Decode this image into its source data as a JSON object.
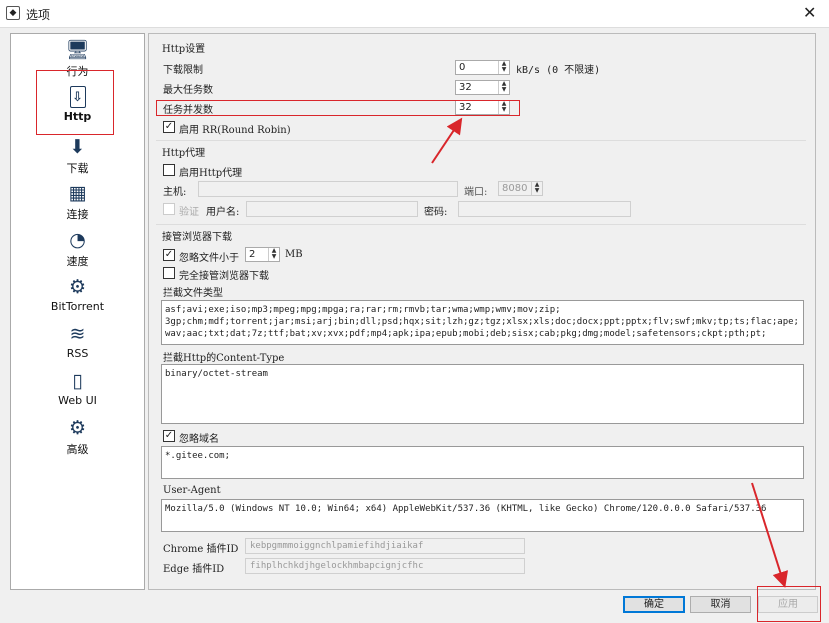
{
  "window": {
    "title": "选项",
    "close": "✕"
  },
  "sidebar": {
    "items": [
      {
        "label": "行为",
        "icon": "🖥"
      },
      {
        "label": "Http",
        "icon": "⇩"
      },
      {
        "label": "下载",
        "icon": "⬇"
      },
      {
        "label": "连接",
        "icon": "▦"
      },
      {
        "label": "速度",
        "icon": "◔"
      },
      {
        "label": "BitTorrent",
        "icon": "⚙"
      },
      {
        "label": "RSS",
        "icon": "≋"
      },
      {
        "label": "Web UI",
        "icon": "▯"
      },
      {
        "label": "高级",
        "icon": "⚙"
      }
    ],
    "selected": "Http"
  },
  "http": {
    "group": "Http设置",
    "speed_limit_label": "下载限制",
    "speed_limit": "0",
    "speed_unit": "kB/s (0 不限速)",
    "max_tasks_label": "最大任务数",
    "max_tasks": "32",
    "concurrency_label": "任务并发数",
    "concurrency": "32",
    "rr_label": "启用 RR(Round Robin)",
    "rr_checked": true
  },
  "proxy": {
    "group": "Http代理",
    "enable_label": "启用Http代理",
    "host_label": "主机:",
    "port_label": "端口:",
    "port": "8080",
    "auth_label": "验证",
    "user_label": "用户名:",
    "password_label": "密码:"
  },
  "browser": {
    "group": "接管浏览器下载",
    "ignore_small_label": "忽略文件小于",
    "ignore_small_value": "2",
    "ignore_small_unit": "MB",
    "full_takeover_label": "完全接管浏览器下载",
    "filetypes_label": "拦截文件类型",
    "filetypes": "asf;avi;exe;iso;mp3;mpeg;mpg;mpga;ra;rar;rm;rmvb;tar;wma;wmp;wmv;mov;zip;\n3gp;chm;mdf;torrent;jar;msi;arj;bin;dll;psd;hqx;sit;lzh;gz;tgz;xlsx;xls;doc;docx;ppt;pptx;flv;swf;mkv;tp;ts;flac;ape;wav;aac;txt;dat;7z;ttf;bat;xv;xvx;pdf;mp4;apk;ipa;epub;mobi;deb;sisx;cab;pkg;dmg;model;safetensors;ckpt;pth;pt;",
    "content_type_label": "拦截Http的Content-Type",
    "content_type": "binary/octet-stream",
    "ignore_domain_label": "忽略域名",
    "ignore_domain": "*.gitee.com;",
    "user_agent_label": "User-Agent",
    "user_agent": "Mozilla/5.0 (Windows NT 10.0; Win64; x64) AppleWebKit/537.36 (KHTML, like Gecko) Chrome/120.0.0.0 Safari/537.36",
    "chrome_id_label": "Chrome 插件ID",
    "chrome_id": "kebpgmmmoiggnchlpamiefihdjiaikaf",
    "edge_id_label": "Edge 插件ID",
    "edge_id": "fihplhchkdjhgelockhmbapcignjcfhc"
  },
  "buttons": {
    "ok": "确定",
    "cancel": "取消",
    "apply": "应用"
  },
  "colors": {
    "annotation": "#d9262b",
    "accent": "#0078d7"
  }
}
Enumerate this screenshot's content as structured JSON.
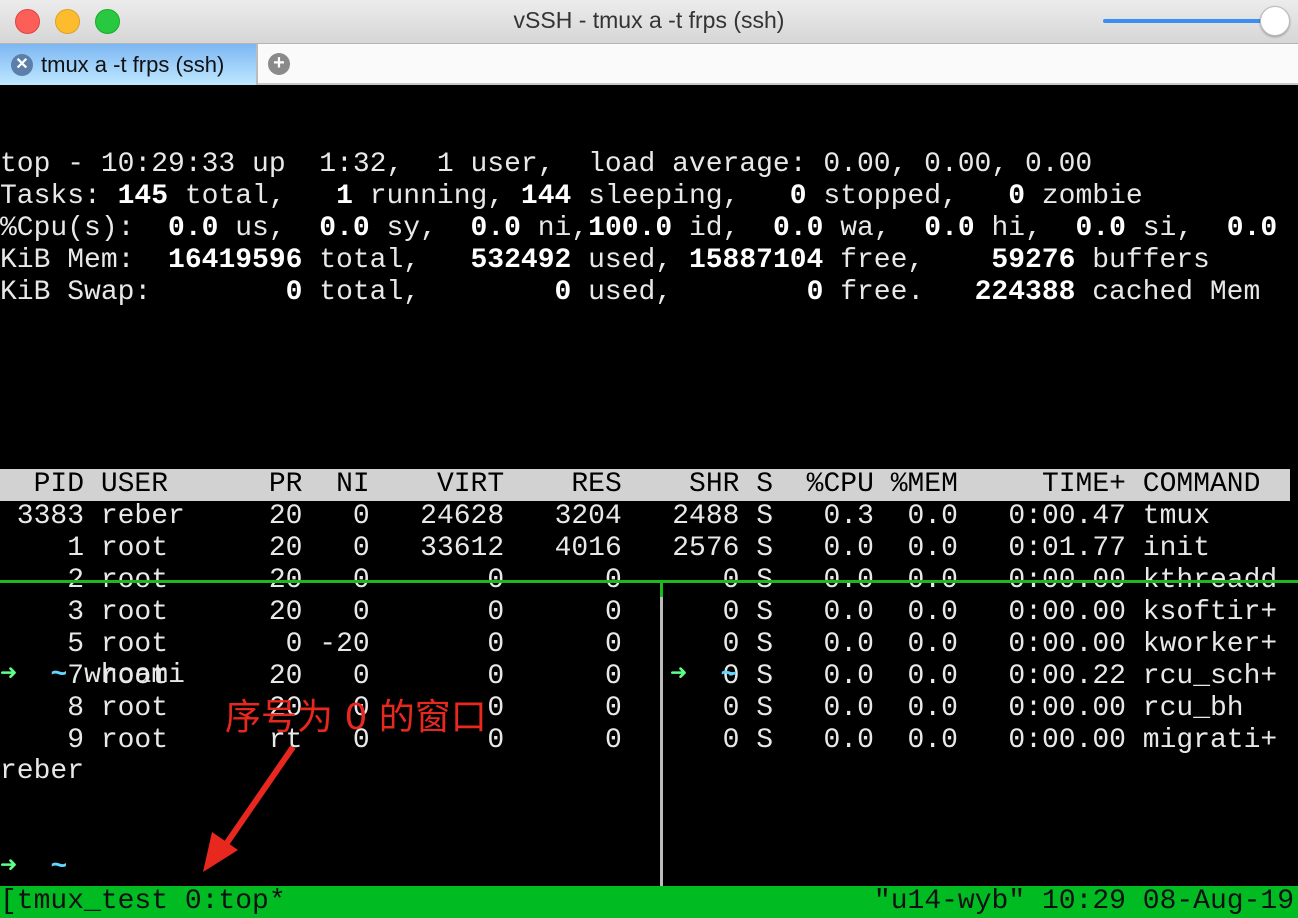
{
  "window": {
    "title": "vSSH - tmux a -t frps (ssh)"
  },
  "tabs": [
    {
      "label": "tmux a -t frps (ssh)"
    }
  ],
  "top_summary": [
    [
      {
        "t": "top - 10:29:33 up  1:32,  1 user,  load average: 0.00, 0.00, 0.00",
        "b": false
      }
    ],
    [
      {
        "t": "Tasks: ",
        "b": false
      },
      {
        "t": "145",
        "b": true
      },
      {
        "t": " total,   ",
        "b": false
      },
      {
        "t": "1",
        "b": true
      },
      {
        "t": " running, ",
        "b": false
      },
      {
        "t": "144",
        "b": true
      },
      {
        "t": " sleeping,   ",
        "b": false
      },
      {
        "t": "0",
        "b": true
      },
      {
        "t": " stopped,   ",
        "b": false
      },
      {
        "t": "0",
        "b": true
      },
      {
        "t": " zombie",
        "b": false
      }
    ],
    [
      {
        "t": "%Cpu(s):  ",
        "b": false
      },
      {
        "t": "0.0",
        "b": true
      },
      {
        "t": " us,  ",
        "b": false
      },
      {
        "t": "0.0",
        "b": true
      },
      {
        "t": " sy,  ",
        "b": false
      },
      {
        "t": "0.0",
        "b": true
      },
      {
        "t": " ni,",
        "b": false
      },
      {
        "t": "100.0",
        "b": true
      },
      {
        "t": " id,  ",
        "b": false
      },
      {
        "t": "0.0",
        "b": true
      },
      {
        "t": " wa,  ",
        "b": false
      },
      {
        "t": "0.0",
        "b": true
      },
      {
        "t": " hi,  ",
        "b": false
      },
      {
        "t": "0.0",
        "b": true
      },
      {
        "t": " si,  ",
        "b": false
      },
      {
        "t": "0.0",
        "b": true
      }
    ],
    [
      {
        "t": "KiB Mem:  ",
        "b": false
      },
      {
        "t": "16419596",
        "b": true
      },
      {
        "t": " total,   ",
        "b": false
      },
      {
        "t": "532492",
        "b": true
      },
      {
        "t": " used, ",
        "b": false
      },
      {
        "t": "15887104",
        "b": true
      },
      {
        "t": " free,    ",
        "b": false
      },
      {
        "t": "59276",
        "b": true
      },
      {
        "t": " buffers",
        "b": false
      }
    ],
    [
      {
        "t": "KiB Swap:        ",
        "b": false
      },
      {
        "t": "0",
        "b": true
      },
      {
        "t": " total,        ",
        "b": false
      },
      {
        "t": "0",
        "b": true
      },
      {
        "t": " used,        ",
        "b": false
      },
      {
        "t": "0",
        "b": true
      },
      {
        "t": " free.   ",
        "b": false
      },
      {
        "t": "224388",
        "b": true
      },
      {
        "t": " cached Mem",
        "b": false
      }
    ]
  ],
  "process_table": {
    "columns": [
      "PID",
      "USER",
      "PR",
      "NI",
      "VIRT",
      "RES",
      "SHR",
      "S",
      "%CPU",
      "%MEM",
      "TIME+",
      "COMMAND"
    ],
    "rows": [
      [
        "3383",
        "reber",
        "20",
        "0",
        "24628",
        "3204",
        "2488",
        "S",
        "0.3",
        "0.0",
        "0:00.47",
        "tmux"
      ],
      [
        "1",
        "root",
        "20",
        "0",
        "33612",
        "4016",
        "2576",
        "S",
        "0.0",
        "0.0",
        "0:01.77",
        "init"
      ],
      [
        "2",
        "root",
        "20",
        "0",
        "0",
        "0",
        "0",
        "S",
        "0.0",
        "0.0",
        "0:00.00",
        "kthreadd"
      ],
      [
        "3",
        "root",
        "20",
        "0",
        "0",
        "0",
        "0",
        "S",
        "0.0",
        "0.0",
        "0:00.00",
        "ksoftir+"
      ],
      [
        "5",
        "root",
        "0",
        "-20",
        "0",
        "0",
        "0",
        "S",
        "0.0",
        "0.0",
        "0:00.00",
        "kworker+"
      ],
      [
        "7",
        "root",
        "20",
        "0",
        "0",
        "0",
        "0",
        "S",
        "0.0",
        "0.0",
        "0:00.22",
        "rcu_sch+"
      ],
      [
        "8",
        "root",
        "20",
        "0",
        "0",
        "0",
        "0",
        "S",
        "0.0",
        "0.0",
        "0:00.00",
        "rcu_bh"
      ],
      [
        "9",
        "root",
        "rt",
        "0",
        "0",
        "0",
        "0",
        "S",
        "0.0",
        "0.0",
        "0:00.00",
        "migrati+"
      ]
    ]
  },
  "left_pane": {
    "prompt_arrow": "➜",
    "prompt_dir": "~",
    "command": "whoami",
    "output": "reber"
  },
  "right_pane": {
    "prompt_arrow": "➜",
    "prompt_dir": "~"
  },
  "status_bar": {
    "left": "[tmux_test 0:top*",
    "right": "\"u14-wyb\" 10:29 08-Aug-19"
  },
  "annotation": {
    "text": "序号为 0 的窗口",
    "color": "#e8281e"
  }
}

OBJECTIVE
Leave the pictures out, and transcribe each of the records exactly.

RESPONSE TO THE TASK
Decode this image into its source data as a JSON object.
{
  "window": {
    "title": "选项",
    "close": "✕"
  },
  "sidebar": {
    "items": [
      {
        "label": "行为",
        "icon": "🖥"
      },
      {
        "label": "Http",
        "icon": "⇩"
      },
      {
        "label": "下载",
        "icon": "⬇"
      },
      {
        "label": "连接",
        "icon": "▦"
      },
      {
        "label": "速度",
        "icon": "◔"
      },
      {
        "label": "BitTorrent",
        "icon": "⚙"
      },
      {
        "label": "RSS",
        "icon": "≋"
      },
      {
        "label": "Web UI",
        "icon": "▯"
      },
      {
        "label": "高级",
        "icon": "⚙"
      }
    ],
    "selected": "Http"
  },
  "http": {
    "group": "Http设置",
    "speed_limit_label": "下载限制",
    "speed_limit": "0",
    "speed_unit": "kB/s (0 不限速)",
    "max_tasks_label": "最大任务数",
    "max_tasks": "32",
    "concurrency_label": "任务并发数",
    "concurrency": "32",
    "rr_label": "启用 RR(Round Robin)",
    "rr_checked": true
  },
  "proxy": {
    "group": "Http代理",
    "enable_label": "启用Http代理",
    "host_label": "主机:",
    "port_label": "端口:",
    "port": "8080",
    "auth_label": "验证",
    "user_label": "用户名:",
    "password_label": "密码:"
  },
  "browser": {
    "group": "接管浏览器下载",
    "ignore_small_label": "忽略文件小于",
    "ignore_small_value": "2",
    "ignore_small_unit": "MB",
    "full_takeover_label": "完全接管浏览器下载",
    "filetypes_label": "拦截文件类型",
    "filetypes": "asf;avi;exe;iso;mp3;mpeg;mpg;mpga;ra;rar;rm;rmvb;tar;wma;wmp;wmv;mov;zip;\n3gp;chm;mdf;torrent;jar;msi;arj;bin;dll;psd;hqx;sit;lzh;gz;tgz;xlsx;xls;doc;docx;ppt;pptx;flv;swf;mkv;tp;ts;flac;ape;wav;aac;txt;dat;7z;ttf;bat;xv;xvx;pdf;mp4;apk;ipa;epub;mobi;deb;sisx;cab;pkg;dmg;model;safetensors;ckpt;pth;pt;",
    "content_type_label": "拦截Http的Content-Type",
    "content_type": "binary/octet-stream",
    "ignore_domain_label": "忽略域名",
    "ignore_domain": "*.gitee.com;",
    "user_agent_label": "User-Agent",
    "user_agent": "Mozilla/5.0 (Windows NT 10.0; Win64; x64) AppleWebKit/537.36 (KHTML, like Gecko) Chrome/120.0.0.0 Safari/537.36",
    "chrome_id_label": "Chrome 插件ID",
    "chrome_id": "kebpgmmmoiggnchlpamiefihdjiaikaf",
    "edge_id_label": "Edge 插件ID",
    "edge_id": "fihplhchkdjhgelockhmbapcignjcfhc"
  },
  "buttons": {
    "ok": "确定",
    "cancel": "取消",
    "apply": "应用"
  },
  "colors": {
    "annotation": "#d9262b",
    "accent": "#0078d7"
  }
}
Enumerate this screenshot's content as structured JSON.
{
  "window": {
    "title": "vSSH - tmux a -t frps (ssh)"
  },
  "tabs": [
    {
      "label": "tmux a -t frps (ssh)"
    }
  ],
  "top_summary": [
    [
      {
        "t": "top - 10:29:33 up  1:32,  1 user,  load average: 0.00, 0.00, 0.00",
        "b": false
      }
    ],
    [
      {
        "t": "Tasks: ",
        "b": false
      },
      {
        "t": "145",
        "b": true
      },
      {
        "t": " total,   ",
        "b": false
      },
      {
        "t": "1",
        "b": true
      },
      {
        "t": " running, ",
        "b": false
      },
      {
        "t": "144",
        "b": true
      },
      {
        "t": " sleeping,   ",
        "b": false
      },
      {
        "t": "0",
        "b": true
      },
      {
        "t": " stopped,   ",
        "b": false
      },
      {
        "t": "0",
        "b": true
      },
      {
        "t": " zombie",
        "b": false
      }
    ],
    [
      {
        "t": "%Cpu(s):  ",
        "b": false
      },
      {
        "t": "0.0",
        "b": true
      },
      {
        "t": " us,  ",
        "b": false
      },
      {
        "t": "0.0",
        "b": true
      },
      {
        "t": " sy,  ",
        "b": false
      },
      {
        "t": "0.0",
        "b": true
      },
      {
        "t": " ni,",
        "b": false
      },
      {
        "t": "100.0",
        "b": true
      },
      {
        "t": " id,  ",
        "b": false
      },
      {
        "t": "0.0",
        "b": true
      },
      {
        "t": " wa,  ",
        "b": false
      },
      {
        "t": "0.0",
        "b": true
      },
      {
        "t": " hi,  ",
        "b": false
      },
      {
        "t": "0.0",
        "b": true
      },
      {
        "t": " si,  ",
        "b": false
      },
      {
        "t": "0.0",
        "b": true
      }
    ],
    [
      {
        "t": "KiB Mem:  ",
        "b": false
      },
      {
        "t": "16419596",
        "b": true
      },
      {
        "t": " total,   ",
        "b": false
      },
      {
        "t": "532492",
        "b": true
      },
      {
        "t": " used, ",
        "b": false
      },
      {
        "t": "15887104",
        "b": true
      },
      {
        "t": " free,    ",
        "b": false
      },
      {
        "t": "59276",
        "b": true
      },
      {
        "t": " buffers",
        "b": false
      }
    ],
    [
      {
        "t": "KiB Swap:        ",
        "b": false
      },
      {
        "t": "0",
        "b": true
      },
      {
        "t": " total,        ",
        "b": false
      },
      {
        "t": "0",
        "b": true
      },
      {
        "t": " used,        ",
        "b": false
      },
      {
        "t": "0",
        "b": true
      },
      {
        "t": " free.   ",
        "b": false
      },
      {
        "t": "224388",
        "b": true
      },
      {
        "t": " cached Mem",
        "b": false
      }
    ]
  ],
  "process_table": {
    "columns": [
      "PID",
      "USER",
      "PR",
      "NI",
      "VIRT",
      "RES",
      "SHR",
      "S",
      "%CPU",
      "%MEM",
      "TIME+",
      "COMMAND"
    ],
    "rows": [
      [
        "3383",
        "reber",
        "20",
        "0",
        "24628",
        "3204",
        "2488",
        "S",
        "0.3",
        "0.0",
        "0:00.47",
        "tmux"
      ],
      [
        "1",
        "root",
        "20",
        "0",
        "33612",
        "4016",
        "2576",
        "S",
        "0.0",
        "0.0",
        "0:01.77",
        "init"
      ],
      [
        "2",
        "root",
        "20",
        "0",
        "0",
        "0",
        "0",
        "S",
        "0.0",
        "0.0",
        "0:00.00",
        "kthreadd"
      ],
      [
        "3",
        "root",
        "20",
        "0",
        "0",
        "0",
        "0",
        "S",
        "0.0",
        "0.0",
        "0:00.00",
        "ksoftir+"
      ],
      [
        "5",
        "root",
        "0",
        "-20",
        "0",
        "0",
        "0",
        "S",
        "0.0",
        "0.0",
        "0:00.00",
        "kworker+"
      ],
      [
        "7",
        "root",
        "20",
        "0",
        "0",
        "0",
        "0",
        "S",
        "0.0",
        "0.0",
        "0:00.22",
        "rcu_sch+"
      ],
      [
        "8",
        "root",
        "20",
        "0",
        "0",
        "0",
        "0",
        "S",
        "0.0",
        "0.0",
        "0:00.00",
        "rcu_bh"
      ],
      [
        "9",
        "root",
        "rt",
        "0",
        "0",
        "0",
        "0",
        "S",
        "0.0",
        "0.0",
        "0:00.00",
        "migrati+"
      ]
    ]
  },
  "left_pane": {
    "prompt_arrow": "➜",
    "prompt_dir": "~",
    "command": "whoami",
    "output": "reber"
  },
  "right_pane": {
    "prompt_arrow": "➜",
    "prompt_dir": "~"
  },
  "status_bar": {
    "left": "[tmux_test 0:top*",
    "right": "\"u14-wyb\" 10:29 08-Aug-19"
  },
  "annotation": {
    "text": "序号为 0 的窗口",
    "color": "#e8281e"
  }
}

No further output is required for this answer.